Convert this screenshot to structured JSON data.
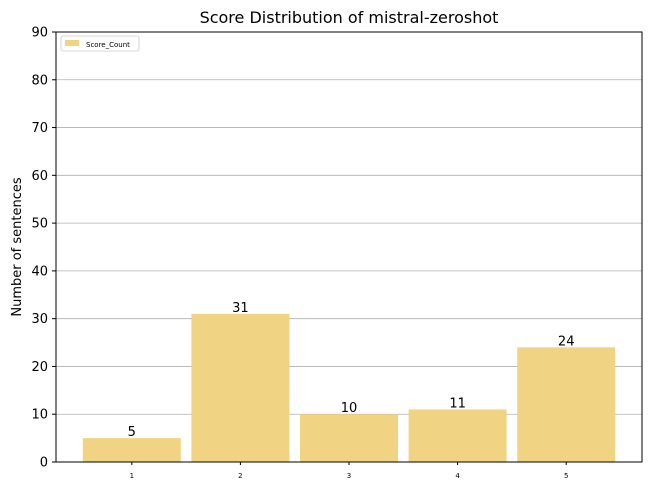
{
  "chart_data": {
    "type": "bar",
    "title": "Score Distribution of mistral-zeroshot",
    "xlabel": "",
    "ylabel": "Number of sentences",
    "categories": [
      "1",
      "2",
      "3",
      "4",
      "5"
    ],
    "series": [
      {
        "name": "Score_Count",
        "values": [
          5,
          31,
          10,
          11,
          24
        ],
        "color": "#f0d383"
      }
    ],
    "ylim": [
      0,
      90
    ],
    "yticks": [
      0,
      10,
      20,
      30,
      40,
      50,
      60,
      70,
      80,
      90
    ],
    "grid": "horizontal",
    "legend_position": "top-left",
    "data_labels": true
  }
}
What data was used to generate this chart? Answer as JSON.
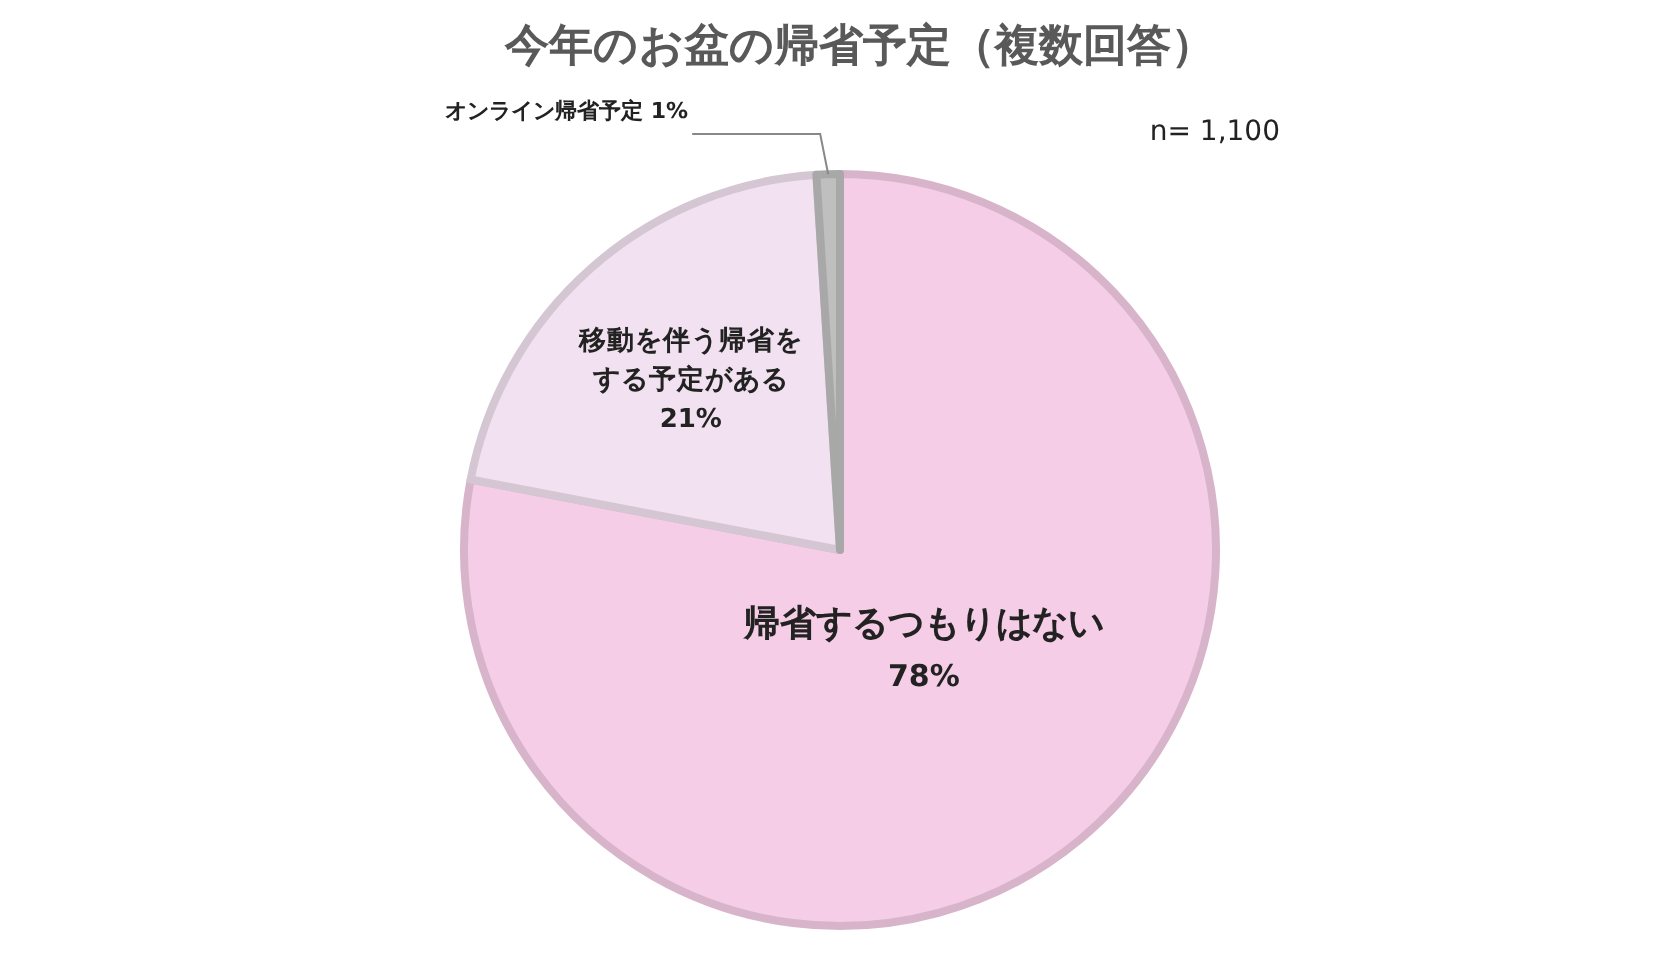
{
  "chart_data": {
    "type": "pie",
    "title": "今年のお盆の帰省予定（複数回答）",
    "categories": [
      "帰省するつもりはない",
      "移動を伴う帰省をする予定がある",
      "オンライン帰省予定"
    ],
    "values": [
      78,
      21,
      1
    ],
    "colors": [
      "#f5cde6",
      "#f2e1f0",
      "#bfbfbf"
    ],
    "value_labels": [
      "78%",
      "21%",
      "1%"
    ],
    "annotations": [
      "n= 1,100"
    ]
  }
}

Instructions for the task
Please transcribe the material above exactly as written. Leave the pictures out.

Finished exercise
Convert this screenshot to structured JSON data.
{
  "chart_data": {
    "type": "bar",
    "title": "Score Distribution of mistral-zeroshot",
    "xlabel": "",
    "ylabel": "Number of sentences",
    "categories": [
      "1",
      "2",
      "3",
      "4",
      "5"
    ],
    "series": [
      {
        "name": "Score_Count",
        "values": [
          5,
          31,
          10,
          11,
          24
        ],
        "color": "#f0d383"
      }
    ],
    "ylim": [
      0,
      90
    ],
    "yticks": [
      0,
      10,
      20,
      30,
      40,
      50,
      60,
      70,
      80,
      90
    ],
    "grid": "horizontal",
    "legend_position": "top-left",
    "data_labels": true
  }
}
What data was used to generate this chart? Answer as JSON.
{
  "chart_data": {
    "type": "pie",
    "title": "今年のお盆の帰省予定（複数回答）",
    "categories": [
      "帰省するつもりはない",
      "移動を伴う帰省をする予定がある",
      "オンライン帰省予定"
    ],
    "values": [
      78,
      21,
      1
    ],
    "colors": [
      "#f5cde6",
      "#f2e1f0",
      "#bfbfbf"
    ],
    "value_labels": [
      "78%",
      "21%",
      "1%"
    ],
    "annotations": [
      "n= 1,100"
    ]
  }
}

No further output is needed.